| Given exercise |
Can you give all the records again without altering a single character?

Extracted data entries
[start]
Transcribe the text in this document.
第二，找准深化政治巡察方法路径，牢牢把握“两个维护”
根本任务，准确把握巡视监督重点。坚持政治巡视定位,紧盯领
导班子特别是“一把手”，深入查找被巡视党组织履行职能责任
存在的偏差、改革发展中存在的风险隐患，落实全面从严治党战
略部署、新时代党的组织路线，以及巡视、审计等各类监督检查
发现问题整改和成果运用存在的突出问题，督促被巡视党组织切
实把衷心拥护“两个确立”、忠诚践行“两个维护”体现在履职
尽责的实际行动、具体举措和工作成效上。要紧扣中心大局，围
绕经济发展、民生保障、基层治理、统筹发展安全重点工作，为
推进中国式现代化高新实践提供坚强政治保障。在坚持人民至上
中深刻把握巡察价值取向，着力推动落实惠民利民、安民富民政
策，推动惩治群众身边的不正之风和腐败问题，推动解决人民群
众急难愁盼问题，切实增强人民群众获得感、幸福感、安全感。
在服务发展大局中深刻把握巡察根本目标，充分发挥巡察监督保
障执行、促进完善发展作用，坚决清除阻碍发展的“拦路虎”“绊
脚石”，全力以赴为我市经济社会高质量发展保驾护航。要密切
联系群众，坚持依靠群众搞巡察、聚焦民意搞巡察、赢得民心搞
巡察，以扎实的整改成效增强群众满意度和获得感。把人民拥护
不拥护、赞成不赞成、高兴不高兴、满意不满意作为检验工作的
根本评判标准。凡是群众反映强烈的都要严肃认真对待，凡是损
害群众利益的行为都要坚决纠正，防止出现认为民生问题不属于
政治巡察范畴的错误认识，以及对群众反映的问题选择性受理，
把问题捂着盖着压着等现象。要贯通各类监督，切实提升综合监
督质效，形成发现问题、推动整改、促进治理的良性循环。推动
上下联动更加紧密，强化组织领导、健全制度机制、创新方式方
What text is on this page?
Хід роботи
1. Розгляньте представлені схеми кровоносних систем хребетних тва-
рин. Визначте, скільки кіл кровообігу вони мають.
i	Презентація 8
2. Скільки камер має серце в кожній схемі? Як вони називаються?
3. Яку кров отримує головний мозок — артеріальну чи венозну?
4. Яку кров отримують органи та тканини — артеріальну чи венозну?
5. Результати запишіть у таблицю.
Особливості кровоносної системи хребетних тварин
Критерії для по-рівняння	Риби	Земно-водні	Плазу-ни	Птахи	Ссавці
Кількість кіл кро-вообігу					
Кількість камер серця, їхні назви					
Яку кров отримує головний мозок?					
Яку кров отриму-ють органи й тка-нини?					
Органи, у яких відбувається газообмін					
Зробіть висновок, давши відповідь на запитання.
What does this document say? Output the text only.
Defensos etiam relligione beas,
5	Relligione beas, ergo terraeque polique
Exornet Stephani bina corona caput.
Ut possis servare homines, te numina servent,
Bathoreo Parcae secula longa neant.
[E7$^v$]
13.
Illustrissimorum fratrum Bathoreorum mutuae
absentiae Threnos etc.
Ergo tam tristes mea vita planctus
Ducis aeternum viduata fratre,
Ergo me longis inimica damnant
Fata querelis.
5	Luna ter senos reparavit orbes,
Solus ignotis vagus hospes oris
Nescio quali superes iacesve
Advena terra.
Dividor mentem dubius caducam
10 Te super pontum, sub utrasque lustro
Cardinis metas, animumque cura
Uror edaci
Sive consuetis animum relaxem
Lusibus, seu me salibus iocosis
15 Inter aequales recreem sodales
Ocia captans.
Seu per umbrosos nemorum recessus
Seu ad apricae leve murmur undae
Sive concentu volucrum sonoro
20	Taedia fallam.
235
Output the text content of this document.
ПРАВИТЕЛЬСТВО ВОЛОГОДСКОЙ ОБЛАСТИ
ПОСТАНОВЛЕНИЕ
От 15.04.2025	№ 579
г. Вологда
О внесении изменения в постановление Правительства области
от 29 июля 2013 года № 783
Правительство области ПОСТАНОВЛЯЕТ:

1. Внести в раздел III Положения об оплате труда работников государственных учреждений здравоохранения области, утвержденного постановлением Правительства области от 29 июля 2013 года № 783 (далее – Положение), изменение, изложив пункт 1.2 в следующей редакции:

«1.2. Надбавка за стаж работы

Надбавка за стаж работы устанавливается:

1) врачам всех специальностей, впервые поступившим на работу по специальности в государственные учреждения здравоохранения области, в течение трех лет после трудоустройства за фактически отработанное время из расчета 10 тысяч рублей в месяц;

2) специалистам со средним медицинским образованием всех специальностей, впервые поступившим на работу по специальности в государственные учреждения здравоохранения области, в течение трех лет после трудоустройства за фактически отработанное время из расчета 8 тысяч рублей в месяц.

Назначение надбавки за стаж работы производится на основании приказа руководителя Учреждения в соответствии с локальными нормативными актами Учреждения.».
[end]
| Output of the exercise |
Transcribe the text in this document.
第二，找准深化政治巡察方法路径，牢牢把握“两个维护”
根本任务，准确把握巡视监督重点。坚持政治巡视定位,紧盯领
导班子特别是“一把手”，深入查找被巡视党组织履行职能责任
存在的偏差、改革发展中存在的风险隐患，落实全面从严治党战
略部署、新时代党的组织路线，以及巡视、审计等各类监督检查
发现问题整改和成果运用存在的突出问题，督促被巡视党组织切
实把衷心拥护“两个确立”、忠诚践行“两个维护”体现在履职
尽责的实际行动、具体举措和工作成效上。要紧扣中心大局，围
绕经济发展、民生保障、基层治理、统筹发展安全重点工作，为
推进中国式现代化高新实践提供坚强政治保障。在坚持人民至上
中深刻把握巡察价值取向，着力推动落实惠民利民、安民富民政
策，推动惩治群众身边的不正之风和腐败问题，推动解决人民群
众急难愁盼问题，切实增强人民群众获得感、幸福感、安全感。
在服务发展大局中深刻把握巡察根本目标，充分发挥巡察监督保
障执行、促进完善发展作用，坚决清除阻碍发展的“拦路虎”“绊
脚石”，全力以赴为我市经济社会高质量发展保驾护航。要密切
联系群众，坚持依靠群众搞巡察、聚焦民意搞巡察、赢得民心搞
巡察，以扎实的整改成效增强群众满意度和获得感。把人民拥护
不拥护、赞成不赞成、高兴不高兴、满意不满意作为检验工作的
根本评判标准。凡是群众反映强烈的都要严肃认真对待，凡是损
害群众利益的行为都要坚决纠正，防止出现认为民生问题不属于
政治巡察范畴的错误认识，以及对群众反映的问题选择性受理，
把问题捂着盖着压着等现象。要贯通各类监督，切实提升综合监
督质效，形成发现问题、推动整改、促进治理的良性循环。推动
上下联动更加紧密，强化组织领导、健全制度机制、创新方式方
What text is on this page?
Хід роботи
1. Розгляньте представлені схеми кровоносних систем хребетних тва-
рин. Визначте, скільки кіл кровообігу вони мають.
i	Презентація 8
2. Скільки камер має серце в кожній схемі? Як вони називаються?
3. Яку кров отримує головний мозок — артеріальну чи венозну?
4. Яку кров отримують органи та тканини — артеріальну чи венозну?
5. Результати запишіть у таблицю.
Особливості кровоносної системи хребетних тварин
Критерії для по-рівняння	Риби	Земно-водні	Плазу-ни	Птахи	Ссавці
Кількість кіл кро-вообігу					
Кількість камер серця, їхні назви					
Яку кров отримує головний мозок?					
Яку кров отриму-ють органи й тка-нини?					
Органи, у яких відбувається газообмін					
Зробіть висновок, давши відповідь на запитання.
What does this document say? Output the text only.
Defensos etiam relligione beas,
5	Relligione beas, ergo terraeque polique
Exornet Stephani bina corona caput.
Ut possis servare homines, te numina servent,
Bathoreo Parcae secula longa neant.
[E7$^v$]
13.
Illustrissimorum fratrum Bathoreorum mutuae
absentiae Threnos etc.
Ergo tam tristes mea vita planctus
Ducis aeternum viduata fratre,
Ergo me longis inimica damnant
Fata querelis.
5	Luna ter senos reparavit orbes,
Solus ignotis vagus hospes oris
Nescio quali superes iacesve
Advena terra.
Dividor mentem dubius caducam
10 Te super pontum, sub utrasque lustro
Cardinis metas, animumque cura
Uror edaci
Sive consuetis animum relaxem
Lusibus, seu me salibus iocosis
15 Inter aequales recreem sodales
Ocia captans.
Seu per umbrosos nemorum recessus
Seu ad apricae leve murmur undae
Sive concentu volucrum sonoro
20	Taedia fallam.
235
Output the text content of this document.
ПРАВИТЕЛЬСТВО ВОЛОГОДСКОЙ ОБЛАСТИ
ПОСТАНОВЛЕНИЕ
От 15.04.2025	№ 579
г. Вологда
О внесении изменения в постановление Правительства области
от 29 июля 2013 года № 783
Правительство области ПОСТАНОВЛЯЕТ:

1. Внести в раздел III Положения об оплате труда работников государственных учреждений здравоохранения области, утвержденного постановлением Правительства области от 29 июля 2013 года № 783 (далее – Положение), изменение, изложив пункт 1.2 в следующей редакции:

«1.2. Надбавка за стаж работы

Надбавка за стаж работы устанавливается:

1) врачам всех специальностей, впервые поступившим на работу по специальности в государственные учреждения здравоохранения области, в течение трех лет после трудоустройства за фактически отработанное время из расчета 10 тысяч рублей в месяц;

2) специалистам со средним медицинским образованием всех специальностей, впервые поступившим на работу по специальности в государственные учреждения здравоохранения области, в течение трех лет после трудоустройства за фактически отработанное время из расчета 8 тысяч рублей в месяц.

Назначение надбавки за стаж работы производится на основании приказа руководителя Учреждения в соответствии с локальными нормативными актами Учреждения.».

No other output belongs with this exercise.